[Required task]: Can you write out all of the material below, word for word?

— Begin Provided entries —

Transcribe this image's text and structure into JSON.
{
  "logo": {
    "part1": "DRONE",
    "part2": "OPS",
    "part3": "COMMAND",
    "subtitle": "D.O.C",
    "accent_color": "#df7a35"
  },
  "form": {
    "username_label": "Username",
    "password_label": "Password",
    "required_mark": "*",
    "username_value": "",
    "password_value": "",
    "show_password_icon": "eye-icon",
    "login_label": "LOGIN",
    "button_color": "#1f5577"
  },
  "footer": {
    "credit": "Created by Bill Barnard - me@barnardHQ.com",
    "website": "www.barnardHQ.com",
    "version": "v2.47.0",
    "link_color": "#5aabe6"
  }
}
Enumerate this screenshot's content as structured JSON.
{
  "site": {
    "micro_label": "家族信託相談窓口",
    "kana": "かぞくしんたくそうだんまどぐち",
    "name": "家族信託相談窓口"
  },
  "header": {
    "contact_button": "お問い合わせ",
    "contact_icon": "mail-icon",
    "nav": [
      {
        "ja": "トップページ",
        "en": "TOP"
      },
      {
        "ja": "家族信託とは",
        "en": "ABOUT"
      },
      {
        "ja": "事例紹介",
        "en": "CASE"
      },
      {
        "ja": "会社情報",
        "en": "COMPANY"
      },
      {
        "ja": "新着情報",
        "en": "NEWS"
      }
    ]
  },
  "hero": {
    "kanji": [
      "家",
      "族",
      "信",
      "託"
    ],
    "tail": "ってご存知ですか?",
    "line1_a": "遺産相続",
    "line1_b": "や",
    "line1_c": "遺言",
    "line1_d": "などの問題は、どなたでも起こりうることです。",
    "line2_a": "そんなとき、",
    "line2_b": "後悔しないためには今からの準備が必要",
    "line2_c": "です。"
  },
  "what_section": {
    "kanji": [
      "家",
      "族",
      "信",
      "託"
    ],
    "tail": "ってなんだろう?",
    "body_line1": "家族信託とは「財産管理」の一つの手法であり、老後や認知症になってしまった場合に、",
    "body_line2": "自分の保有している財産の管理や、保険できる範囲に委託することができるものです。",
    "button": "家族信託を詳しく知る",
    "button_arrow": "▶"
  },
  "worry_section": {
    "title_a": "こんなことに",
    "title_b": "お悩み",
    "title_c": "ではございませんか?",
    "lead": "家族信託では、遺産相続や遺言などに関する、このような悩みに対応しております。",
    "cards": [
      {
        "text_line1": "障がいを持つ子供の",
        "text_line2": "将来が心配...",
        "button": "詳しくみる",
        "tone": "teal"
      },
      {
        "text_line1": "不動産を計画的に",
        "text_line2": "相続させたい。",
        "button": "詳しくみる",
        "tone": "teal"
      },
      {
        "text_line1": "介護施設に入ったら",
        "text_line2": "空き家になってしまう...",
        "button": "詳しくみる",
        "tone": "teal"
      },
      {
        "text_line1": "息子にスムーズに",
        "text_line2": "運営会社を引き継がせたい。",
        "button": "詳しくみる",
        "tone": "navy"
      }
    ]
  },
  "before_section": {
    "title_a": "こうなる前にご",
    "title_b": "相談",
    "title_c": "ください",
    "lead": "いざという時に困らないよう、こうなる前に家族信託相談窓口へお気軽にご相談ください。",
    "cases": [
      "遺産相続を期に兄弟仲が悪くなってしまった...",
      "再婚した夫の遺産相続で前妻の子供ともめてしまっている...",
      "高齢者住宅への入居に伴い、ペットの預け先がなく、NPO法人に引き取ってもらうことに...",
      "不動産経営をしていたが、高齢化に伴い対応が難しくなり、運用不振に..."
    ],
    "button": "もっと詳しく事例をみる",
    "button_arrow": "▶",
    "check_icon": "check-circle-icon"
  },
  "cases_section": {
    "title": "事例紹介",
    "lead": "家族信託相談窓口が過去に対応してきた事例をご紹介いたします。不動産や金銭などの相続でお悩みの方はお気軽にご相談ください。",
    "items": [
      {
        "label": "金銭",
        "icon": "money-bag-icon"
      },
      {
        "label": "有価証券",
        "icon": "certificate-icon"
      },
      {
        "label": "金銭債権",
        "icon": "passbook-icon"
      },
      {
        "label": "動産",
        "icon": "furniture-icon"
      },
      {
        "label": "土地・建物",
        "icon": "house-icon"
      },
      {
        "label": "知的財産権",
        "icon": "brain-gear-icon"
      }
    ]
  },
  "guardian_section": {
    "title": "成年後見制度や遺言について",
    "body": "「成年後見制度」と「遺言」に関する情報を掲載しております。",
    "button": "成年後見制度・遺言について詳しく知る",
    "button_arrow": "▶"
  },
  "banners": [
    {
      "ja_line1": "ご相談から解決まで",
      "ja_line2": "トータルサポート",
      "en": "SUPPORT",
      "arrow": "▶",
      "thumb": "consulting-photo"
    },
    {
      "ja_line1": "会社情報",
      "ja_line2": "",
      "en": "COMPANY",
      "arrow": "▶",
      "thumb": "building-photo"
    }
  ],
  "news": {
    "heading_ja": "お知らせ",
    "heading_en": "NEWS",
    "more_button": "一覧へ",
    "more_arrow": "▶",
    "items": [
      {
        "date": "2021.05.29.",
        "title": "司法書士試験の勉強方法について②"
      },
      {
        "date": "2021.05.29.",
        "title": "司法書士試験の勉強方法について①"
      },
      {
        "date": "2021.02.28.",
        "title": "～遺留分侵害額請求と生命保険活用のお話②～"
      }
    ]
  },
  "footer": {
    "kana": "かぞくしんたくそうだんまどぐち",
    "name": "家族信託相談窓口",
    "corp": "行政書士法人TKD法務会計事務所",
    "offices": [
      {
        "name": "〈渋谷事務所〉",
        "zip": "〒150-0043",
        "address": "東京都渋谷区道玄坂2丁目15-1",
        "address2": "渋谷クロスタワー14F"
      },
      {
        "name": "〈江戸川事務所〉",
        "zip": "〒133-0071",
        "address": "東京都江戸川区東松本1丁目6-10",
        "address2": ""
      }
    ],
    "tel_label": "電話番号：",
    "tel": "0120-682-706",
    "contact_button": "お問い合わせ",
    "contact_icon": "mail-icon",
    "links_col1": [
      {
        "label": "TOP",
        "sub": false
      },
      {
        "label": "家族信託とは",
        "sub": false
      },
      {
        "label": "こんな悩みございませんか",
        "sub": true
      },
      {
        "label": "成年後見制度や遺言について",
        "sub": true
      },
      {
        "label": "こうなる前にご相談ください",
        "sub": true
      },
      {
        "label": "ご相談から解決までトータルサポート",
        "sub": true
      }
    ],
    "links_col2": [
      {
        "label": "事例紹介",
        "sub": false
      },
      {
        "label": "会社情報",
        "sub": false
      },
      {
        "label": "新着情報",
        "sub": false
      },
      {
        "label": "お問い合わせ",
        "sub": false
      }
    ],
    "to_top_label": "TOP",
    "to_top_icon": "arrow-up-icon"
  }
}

— End Provided entries —

[Completed exercise]:
Transcribe this image's text and structure into JSON.
{
  "logo": {
    "part1": "DRONE",
    "part2": "OPS",
    "part3": "COMMAND",
    "subtitle": "D.O.C",
    "accent_color": "#df7a35"
  },
  "form": {
    "username_label": "Username",
    "password_label": "Password",
    "required_mark": "*",
    "username_value": "",
    "password_value": "",
    "show_password_icon": "eye-icon",
    "login_label": "LOGIN",
    "button_color": "#1f5577"
  },
  "footer": {
    "credit": "Created by Bill Barnard - me@barnardHQ.com",
    "website": "www.barnardHQ.com",
    "version": "v2.47.0",
    "link_color": "#5aabe6"
  }
}
Enumerate this screenshot's content as structured JSON.
{
  "site": {
    "micro_label": "家族信託相談窓口",
    "kana": "かぞくしんたくそうだんまどぐち",
    "name": "家族信託相談窓口"
  },
  "header": {
    "contact_button": "お問い合わせ",
    "contact_icon": "mail-icon",
    "nav": [
      {
        "ja": "トップページ",
        "en": "TOP"
      },
      {
        "ja": "家族信託とは",
        "en": "ABOUT"
      },
      {
        "ja": "事例紹介",
        "en": "CASE"
      },
      {
        "ja": "会社情報",
        "en": "COMPANY"
      },
      {
        "ja": "新着情報",
        "en": "NEWS"
      }
    ]
  },
  "hero": {
    "kanji": [
      "家",
      "族",
      "信",
      "託"
    ],
    "tail": "ってご存知ですか?",
    "line1_a": "遺産相続",
    "line1_b": "や",
    "line1_c": "遺言",
    "line1_d": "などの問題は、どなたでも起こりうることです。",
    "line2_a": "そんなとき、",
    "line2_b": "後悔しないためには今からの準備が必要",
    "line2_c": "です。"
  },
  "what_section": {
    "kanji": [
      "家",
      "族",
      "信",
      "託"
    ],
    "tail": "ってなんだろう?",
    "body_line1": "家族信託とは「財産管理」の一つの手法であり、老後や認知症になってしまった場合に、",
    "body_line2": "自分の保有している財産の管理や、保険できる範囲に委託することができるものです。",
    "button": "家族信託を詳しく知る",
    "button_arrow": "▶"
  },
  "worry_section": {
    "title_a": "こんなことに",
    "title_b": "お悩み",
    "title_c": "ではございませんか?",
    "lead": "家族信託では、遺産相続や遺言などに関する、このような悩みに対応しております。",
    "cards": [
      {
        "text_line1": "障がいを持つ子供の",
        "text_line2": "将来が心配...",
        "button": "詳しくみる",
        "tone": "teal"
      },
      {
        "text_line1": "不動産を計画的に",
        "text_line2": "相続させたい。",
        "button": "詳しくみる",
        "tone": "teal"
      },
      {
        "text_line1": "介護施設に入ったら",
        "text_line2": "空き家になってしまう...",
        "button": "詳しくみる",
        "tone": "teal"
      },
      {
        "text_line1": "息子にスムーズに",
        "text_line2": "運営会社を引き継がせたい。",
        "button": "詳しくみる",
        "tone": "navy"
      }
    ]
  },
  "before_section": {
    "title_a": "こうなる前にご",
    "title_b": "相談",
    "title_c": "ください",
    "lead": "いざという時に困らないよう、こうなる前に家族信託相談窓口へお気軽にご相談ください。",
    "cases": [
      "遺産相続を期に兄弟仲が悪くなってしまった...",
      "再婚した夫の遺産相続で前妻の子供ともめてしまっている...",
      "高齢者住宅への入居に伴い、ペットの預け先がなく、NPO法人に引き取ってもらうことに...",
      "不動産経営をしていたが、高齢化に伴い対応が難しくなり、運用不振に..."
    ],
    "button": "もっと詳しく事例をみる",
    "button_arrow": "▶",
    "check_icon": "check-circle-icon"
  },
  "cases_section": {
    "title": "事例紹介",
    "lead": "家族信託相談窓口が過去に対応してきた事例をご紹介いたします。不動産や金銭などの相続でお悩みの方はお気軽にご相談ください。",
    "items": [
      {
        "label": "金銭",
        "icon": "money-bag-icon"
      },
      {
        "label": "有価証券",
        "icon": "certificate-icon"
      },
      {
        "label": "金銭債権",
        "icon": "passbook-icon"
      },
      {
        "label": "動産",
        "icon": "furniture-icon"
      },
      {
        "label": "土地・建物",
        "icon": "house-icon"
      },
      {
        "label": "知的財産権",
        "icon": "brain-gear-icon"
      }
    ]
  },
  "guardian_section": {
    "title": "成年後見制度や遺言について",
    "body": "「成年後見制度」と「遺言」に関する情報を掲載しております。",
    "button": "成年後見制度・遺言について詳しく知る",
    "button_arrow": "▶"
  },
  "banners": [
    {
      "ja_line1": "ご相談から解決まで",
      "ja_line2": "トータルサポート",
      "en": "SUPPORT",
      "arrow": "▶",
      "thumb": "consulting-photo"
    },
    {
      "ja_line1": "会社情報",
      "ja_line2": "",
      "en": "COMPANY",
      "arrow": "▶",
      "thumb": "building-photo"
    }
  ],
  "news": {
    "heading_ja": "お知らせ",
    "heading_en": "NEWS",
    "more_button": "一覧へ",
    "more_arrow": "▶",
    "items": [
      {
        "date": "2021.05.29.",
        "title": "司法書士試験の勉強方法について②"
      },
      {
        "date": "2021.05.29.",
        "title": "司法書士試験の勉強方法について①"
      },
      {
        "date": "2021.02.28.",
        "title": "～遺留分侵害額請求と生命保険活用のお話②～"
      }
    ]
  },
  "footer": {
    "kana": "かぞくしんたくそうだんまどぐち",
    "name": "家族信託相談窓口",
    "corp": "行政書士法人TKD法務会計事務所",
    "offices": [
      {
        "name": "〈渋谷事務所〉",
        "zip": "〒150-0043",
        "address": "東京都渋谷区道玄坂2丁目15-1",
        "address2": "渋谷クロスタワー14F"
      },
      {
        "name": "〈江戸川事務所〉",
        "zip": "〒133-0071",
        "address": "東京都江戸川区東松本1丁目6-10",
        "address2": ""
      }
    ],
    "tel_label": "電話番号：",
    "tel": "0120-682-706",
    "contact_button": "お問い合わせ",
    "contact_icon": "mail-icon",
    "links_col1": [
      {
        "label": "TOP",
        "sub": false
      },
      {
        "label": "家族信託とは",
        "sub": false
      },
      {
        "label": "こんな悩みございませんか",
        "sub": true
      },
      {
        "label": "成年後見制度や遺言について",
        "sub": true
      },
      {
        "label": "こうなる前にご相談ください",
        "sub": true
      },
      {
        "label": "ご相談から解決までトータルサポート",
        "sub": true
      }
    ],
    "links_col2": [
      {
        "label": "事例紹介",
        "sub": false
      },
      {
        "label": "会社情報",
        "sub": false
      },
      {
        "label": "新着情報",
        "sub": false
      },
      {
        "label": "お問い合わせ",
        "sub": false
      }
    ],
    "to_top_label": "TOP",
    "to_top_icon": "arrow-up-icon"
  }
}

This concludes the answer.